Short task> Without the pictures, write out all the lines below exactly as they appear.

Stored data>
════════════════

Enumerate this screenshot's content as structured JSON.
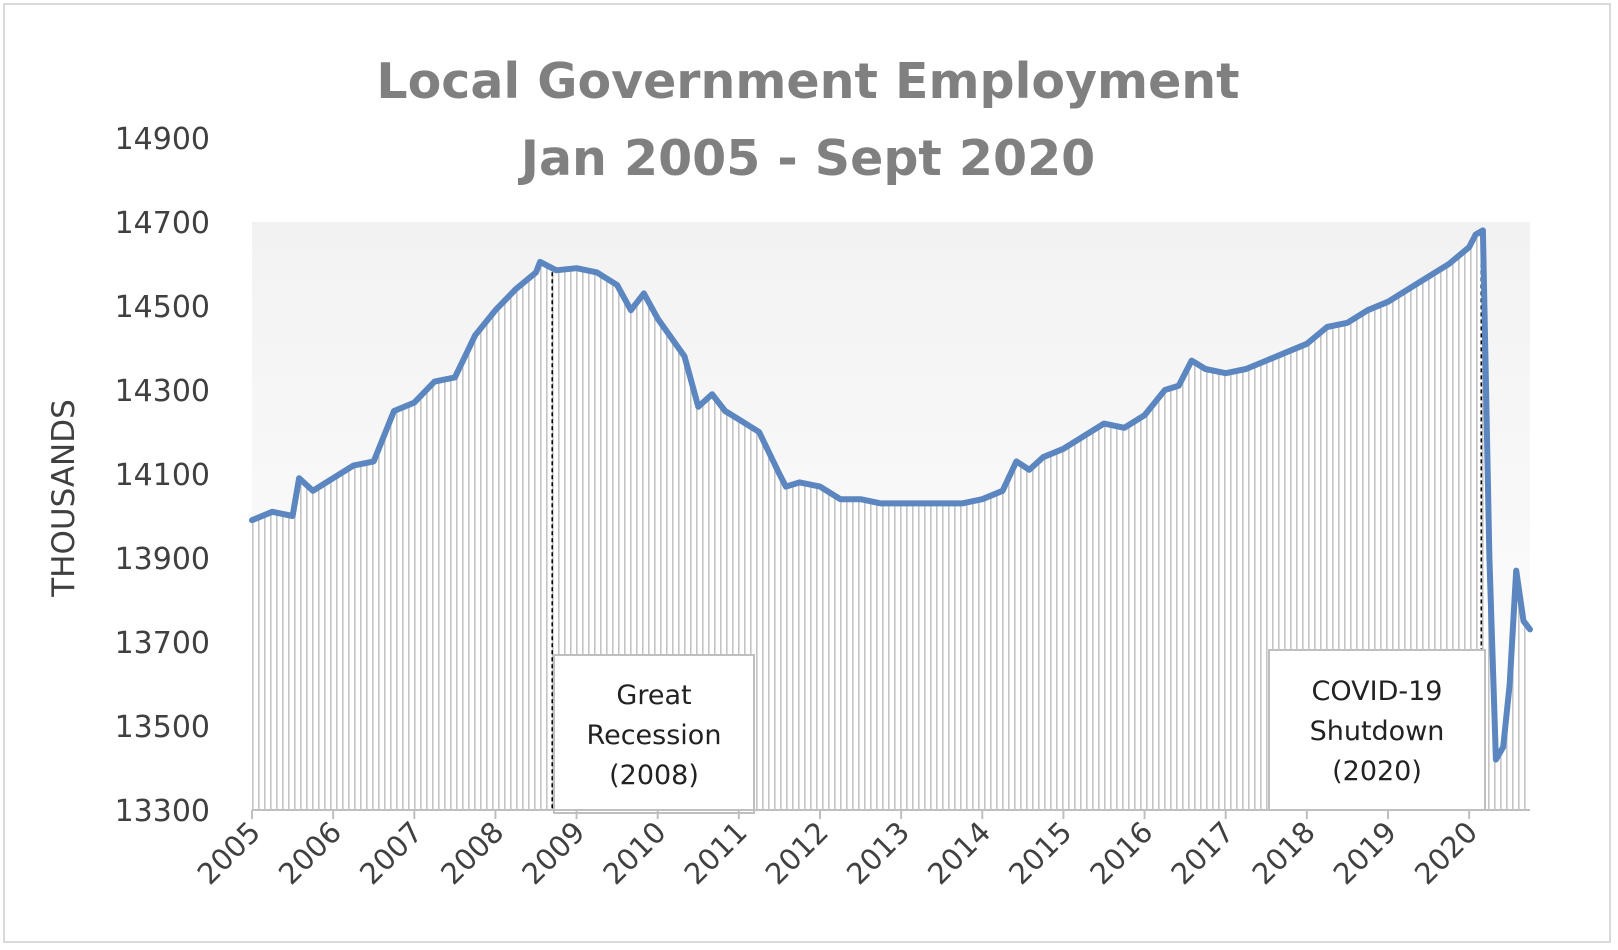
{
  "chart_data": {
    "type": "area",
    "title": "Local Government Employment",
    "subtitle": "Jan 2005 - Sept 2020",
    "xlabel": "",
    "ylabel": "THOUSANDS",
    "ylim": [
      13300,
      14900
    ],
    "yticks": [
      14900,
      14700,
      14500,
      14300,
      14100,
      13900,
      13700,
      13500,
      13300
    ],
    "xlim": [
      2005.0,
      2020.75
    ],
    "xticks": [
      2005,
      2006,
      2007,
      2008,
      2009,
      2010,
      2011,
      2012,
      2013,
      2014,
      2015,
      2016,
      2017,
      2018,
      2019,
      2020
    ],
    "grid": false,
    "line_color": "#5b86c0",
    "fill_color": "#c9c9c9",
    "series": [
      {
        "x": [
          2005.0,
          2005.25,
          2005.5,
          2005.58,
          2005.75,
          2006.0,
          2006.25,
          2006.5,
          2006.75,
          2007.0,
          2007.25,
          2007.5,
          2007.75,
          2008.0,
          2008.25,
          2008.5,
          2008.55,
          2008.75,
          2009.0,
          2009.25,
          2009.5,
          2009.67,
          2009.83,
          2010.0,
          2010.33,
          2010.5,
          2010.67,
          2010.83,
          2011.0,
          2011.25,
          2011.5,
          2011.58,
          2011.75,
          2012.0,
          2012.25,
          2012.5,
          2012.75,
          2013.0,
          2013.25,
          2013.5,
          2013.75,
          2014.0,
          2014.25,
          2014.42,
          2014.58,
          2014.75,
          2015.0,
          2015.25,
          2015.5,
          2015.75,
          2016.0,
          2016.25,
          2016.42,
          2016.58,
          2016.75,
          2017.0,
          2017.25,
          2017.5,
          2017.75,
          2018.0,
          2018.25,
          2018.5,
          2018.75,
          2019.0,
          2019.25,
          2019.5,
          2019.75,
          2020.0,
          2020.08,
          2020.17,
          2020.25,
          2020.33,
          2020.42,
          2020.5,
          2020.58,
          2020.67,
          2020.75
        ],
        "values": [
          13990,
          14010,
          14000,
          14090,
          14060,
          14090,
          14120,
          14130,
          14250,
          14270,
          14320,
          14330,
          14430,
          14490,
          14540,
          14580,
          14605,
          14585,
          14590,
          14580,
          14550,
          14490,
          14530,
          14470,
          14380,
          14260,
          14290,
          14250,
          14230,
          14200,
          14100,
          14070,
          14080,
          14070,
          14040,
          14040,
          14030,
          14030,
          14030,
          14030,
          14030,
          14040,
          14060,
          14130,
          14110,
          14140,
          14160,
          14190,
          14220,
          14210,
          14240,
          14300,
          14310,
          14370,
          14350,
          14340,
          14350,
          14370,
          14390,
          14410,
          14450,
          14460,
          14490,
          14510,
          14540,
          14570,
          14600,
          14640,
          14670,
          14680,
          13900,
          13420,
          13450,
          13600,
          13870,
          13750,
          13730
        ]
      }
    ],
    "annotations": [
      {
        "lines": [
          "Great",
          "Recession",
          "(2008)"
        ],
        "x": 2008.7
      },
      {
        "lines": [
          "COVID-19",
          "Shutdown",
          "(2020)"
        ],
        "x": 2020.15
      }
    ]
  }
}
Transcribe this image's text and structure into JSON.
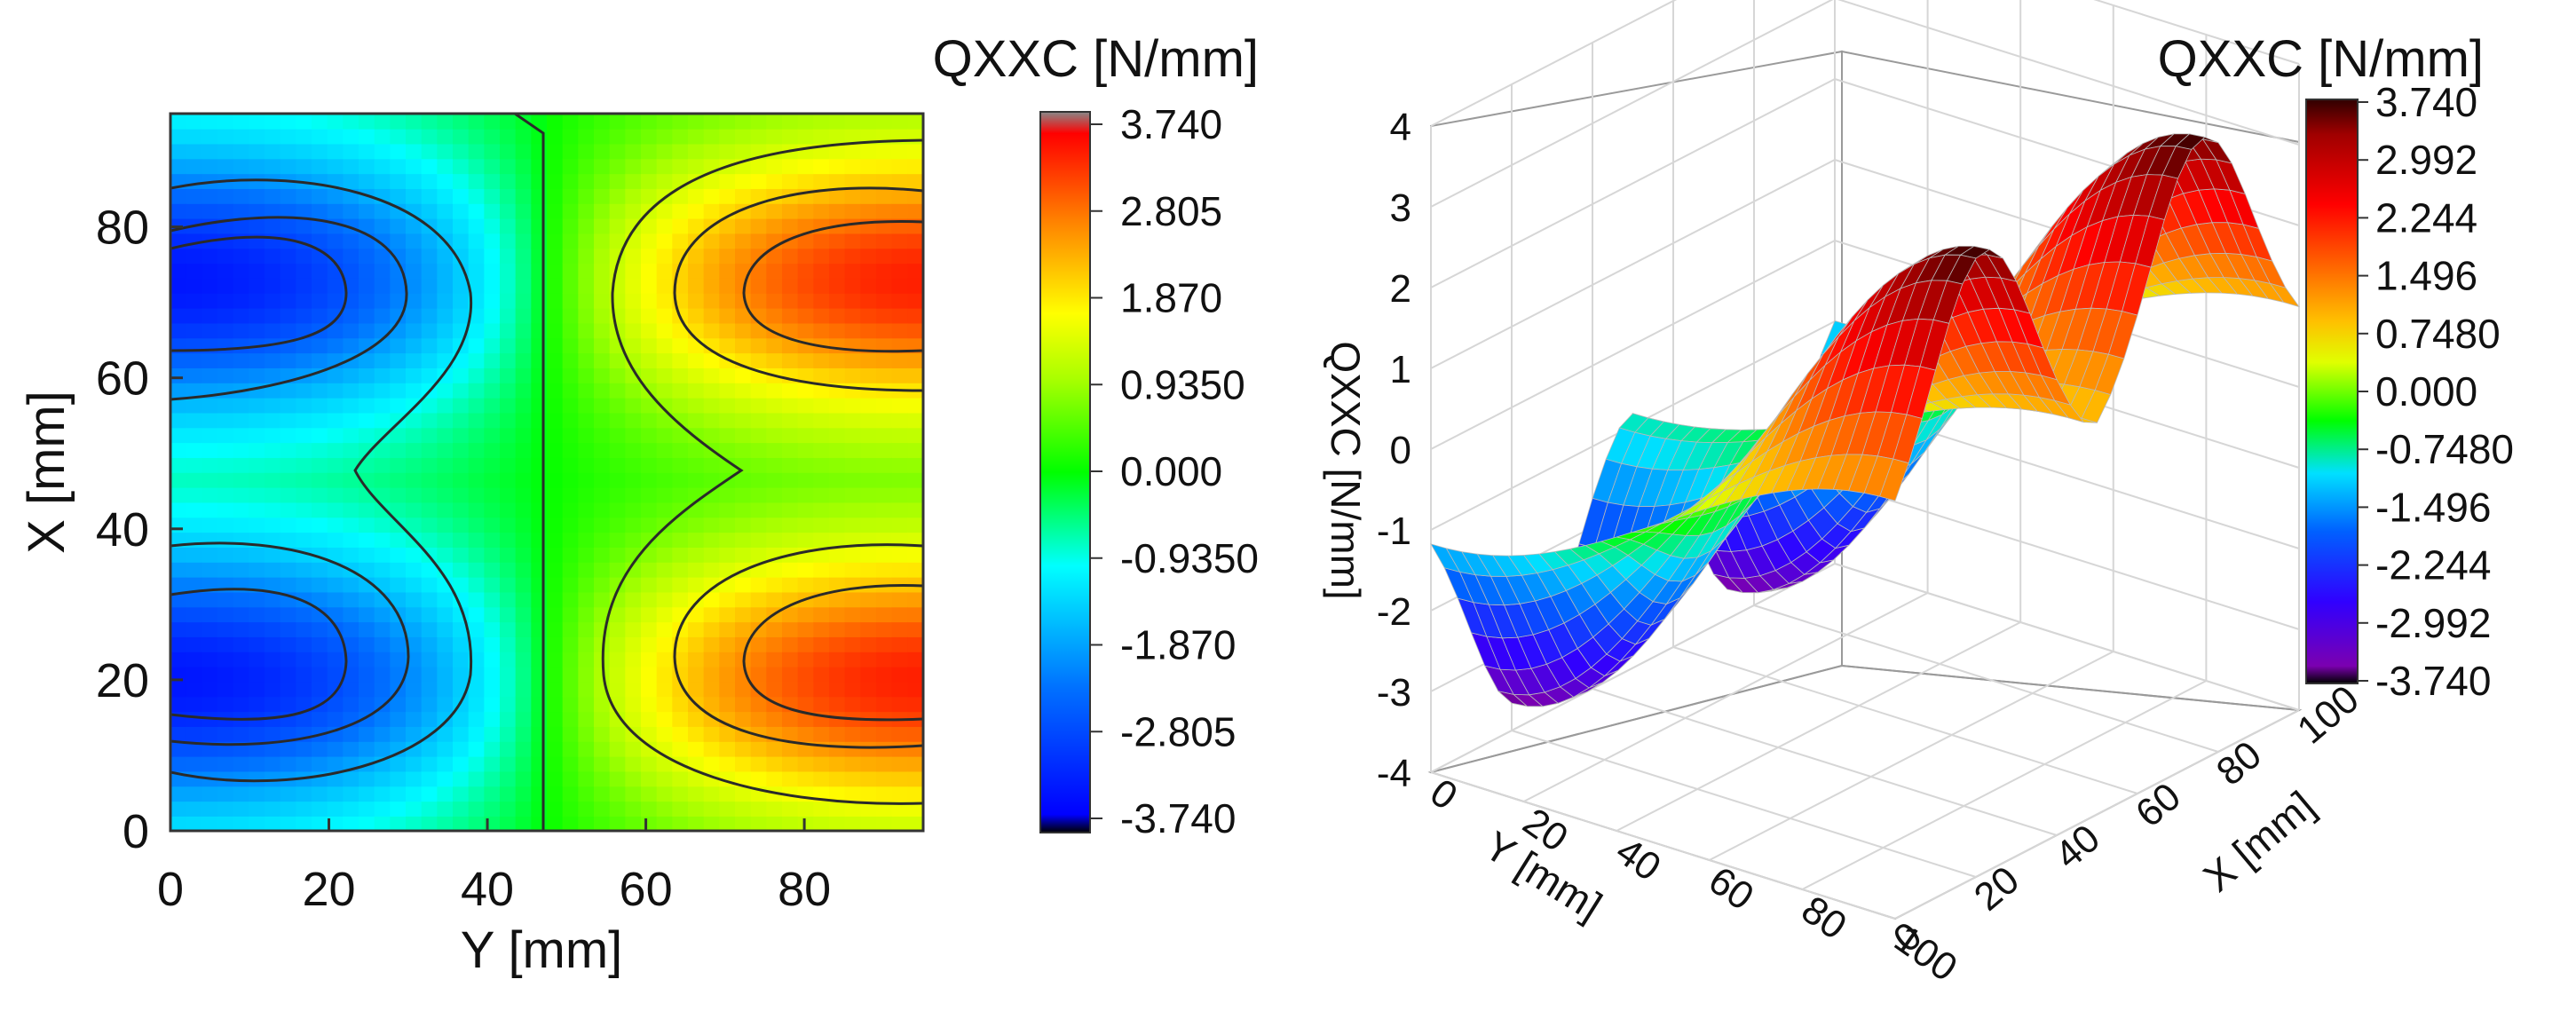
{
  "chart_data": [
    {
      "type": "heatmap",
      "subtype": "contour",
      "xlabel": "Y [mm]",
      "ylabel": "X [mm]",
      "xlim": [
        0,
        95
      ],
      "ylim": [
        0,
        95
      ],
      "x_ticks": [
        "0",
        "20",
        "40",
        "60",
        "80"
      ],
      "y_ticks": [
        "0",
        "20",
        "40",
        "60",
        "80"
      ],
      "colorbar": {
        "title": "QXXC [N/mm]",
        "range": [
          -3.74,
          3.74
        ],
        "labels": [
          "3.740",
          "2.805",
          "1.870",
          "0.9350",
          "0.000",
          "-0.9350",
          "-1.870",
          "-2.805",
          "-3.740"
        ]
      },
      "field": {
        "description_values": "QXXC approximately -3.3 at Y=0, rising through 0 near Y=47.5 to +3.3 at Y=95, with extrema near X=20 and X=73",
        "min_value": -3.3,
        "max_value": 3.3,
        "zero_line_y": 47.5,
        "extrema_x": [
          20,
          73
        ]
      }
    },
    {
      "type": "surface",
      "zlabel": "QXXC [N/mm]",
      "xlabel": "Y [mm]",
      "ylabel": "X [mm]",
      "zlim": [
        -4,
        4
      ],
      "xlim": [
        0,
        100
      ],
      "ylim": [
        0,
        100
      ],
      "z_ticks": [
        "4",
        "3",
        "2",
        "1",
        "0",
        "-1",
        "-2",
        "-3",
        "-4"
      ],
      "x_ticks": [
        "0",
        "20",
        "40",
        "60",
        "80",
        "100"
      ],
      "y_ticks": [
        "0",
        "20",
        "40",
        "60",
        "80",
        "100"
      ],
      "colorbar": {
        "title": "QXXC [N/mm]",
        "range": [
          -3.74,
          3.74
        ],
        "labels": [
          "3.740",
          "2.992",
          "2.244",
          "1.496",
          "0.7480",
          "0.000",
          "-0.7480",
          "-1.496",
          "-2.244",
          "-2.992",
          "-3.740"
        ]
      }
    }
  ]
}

════════════════

Reply>
Enumerate this screenshot's content as structured JSON.
{
  "chart_data": {
    "type": "area",
    "title": "Local Government Employment",
    "subtitle": "Jan 2005 - Sept 2020",
    "xlabel": "",
    "ylabel": "THOUSANDS",
    "ylim": [
      13300,
      14900
    ],
    "yticks": [
      14900,
      14700,
      14500,
      14300,
      14100,
      13900,
      13700,
      13500,
      13300
    ],
    "xlim": [
      2005.0,
      2020.75
    ],
    "xticks": [
      2005,
      2006,
      2007,
      2008,
      2009,
      2010,
      2011,
      2012,
      2013,
      2014,
      2015,
      2016,
      2017,
      2018,
      2019,
      2020
    ],
    "grid": false,
    "line_color": "#5b86c0",
    "fill_color": "#c9c9c9",
    "series": [
      {
        "x": [
          2005.0,
          2005.25,
          2005.5,
          2005.58,
          2005.75,
          2006.0,
          2006.25,
          2006.5,
          2006.75,
          2007.0,
          2007.25,
          2007.5,
          2007.75,
          2008.0,
          2008.25,
          2008.5,
          2008.55,
          2008.75,
          2009.0,
          2009.25,
          2009.5,
          2009.67,
          2009.83,
          2010.0,
          2010.33,
          2010.5,
          2010.67,
          2010.83,
          2011.0,
          2011.25,
          2011.5,
          2011.58,
          2011.75,
          2012.0,
          2012.25,
          2012.5,
          2012.75,
          2013.0,
          2013.25,
          2013.5,
          2013.75,
          2014.0,
          2014.25,
          2014.42,
          2014.58,
          2014.75,
          2015.0,
          2015.25,
          2015.5,
          2015.75,
          2016.0,
          2016.25,
          2016.42,
          2016.58,
          2016.75,
          2017.0,
          2017.25,
          2017.5,
          2017.75,
          2018.0,
          2018.25,
          2018.5,
          2018.75,
          2019.0,
          2019.25,
          2019.5,
          2019.75,
          2020.0,
          2020.08,
          2020.17,
          2020.25,
          2020.33,
          2020.42,
          2020.5,
          2020.58,
          2020.67,
          2020.75
        ],
        "values": [
          13990,
          14010,
          14000,
          14090,
          14060,
          14090,
          14120,
          14130,
          14250,
          14270,
          14320,
          14330,
          14430,
          14490,
          14540,
          14580,
          14605,
          14585,
          14590,
          14580,
          14550,
          14490,
          14530,
          14470,
          14380,
          14260,
          14290,
          14250,
          14230,
          14200,
          14100,
          14070,
          14080,
          14070,
          14040,
          14040,
          14030,
          14030,
          14030,
          14030,
          14030,
          14040,
          14060,
          14130,
          14110,
          14140,
          14160,
          14190,
          14220,
          14210,
          14240,
          14300,
          14310,
          14370,
          14350,
          14340,
          14350,
          14370,
          14390,
          14410,
          14450,
          14460,
          14490,
          14510,
          14540,
          14570,
          14600,
          14640,
          14670,
          14680,
          13900,
          13420,
          13450,
          13600,
          13870,
          13750,
          13730
        ]
      }
    ],
    "annotations": [
      {
        "lines": [
          "Great",
          "Recession",
          "(2008)"
        ],
        "x": 2008.7
      },
      {
        "lines": [
          "COVID-19",
          "Shutdown",
          "(2020)"
        ],
        "x": 2020.15
      }
    ]
  }
}
Transcribe this image's text and structure into JSON.
{
  "chart_data": [
    {
      "type": "heatmap",
      "subtype": "contour",
      "xlabel": "Y [mm]",
      "ylabel": "X [mm]",
      "xlim": [
        0,
        95
      ],
      "ylim": [
        0,
        95
      ],
      "x_ticks": [
        "0",
        "20",
        "40",
        "60",
        "80"
      ],
      "y_ticks": [
        "0",
        "20",
        "40",
        "60",
        "80"
      ],
      "colorbar": {
        "title": "QXXC [N/mm]",
        "range": [
          -3.74,
          3.74
        ],
        "labels": [
          "3.740",
          "2.805",
          "1.870",
          "0.9350",
          "0.000",
          "-0.9350",
          "-1.870",
          "-2.805",
          "-3.740"
        ]
      },
      "field": {
        "description_values": "QXXC approximately -3.3 at Y=0, rising through 0 near Y=47.5 to +3.3 at Y=95, with extrema near X=20 and X=73",
        "min_value": -3.3,
        "max_value": 3.3,
        "zero_line_y": 47.5,
        "extrema_x": [
          20,
          73
        ]
      }
    },
    {
      "type": "surface",
      "zlabel": "QXXC [N/mm]",
      "xlabel": "Y [mm]",
      "ylabel": "X [mm]",
      "zlim": [
        -4,
        4
      ],
      "xlim": [
        0,
        100
      ],
      "ylim": [
        0,
        100
      ],
      "z_ticks": [
        "4",
        "3",
        "2",
        "1",
        "0",
        "-1",
        "-2",
        "-3",
        "-4"
      ],
      "x_ticks": [
        "0",
        "20",
        "40",
        "60",
        "80",
        "100"
      ],
      "y_ticks": [
        "0",
        "20",
        "40",
        "60",
        "80",
        "100"
      ],
      "colorbar": {
        "title": "QXXC [N/mm]",
        "range": [
          -3.74,
          3.74
        ],
        "labels": [
          "3.740",
          "2.992",
          "2.244",
          "1.496",
          "0.7480",
          "0.000",
          "-0.7480",
          "-1.496",
          "-2.244",
          "-2.992",
          "-3.740"
        ]
      }
    }
  ]
}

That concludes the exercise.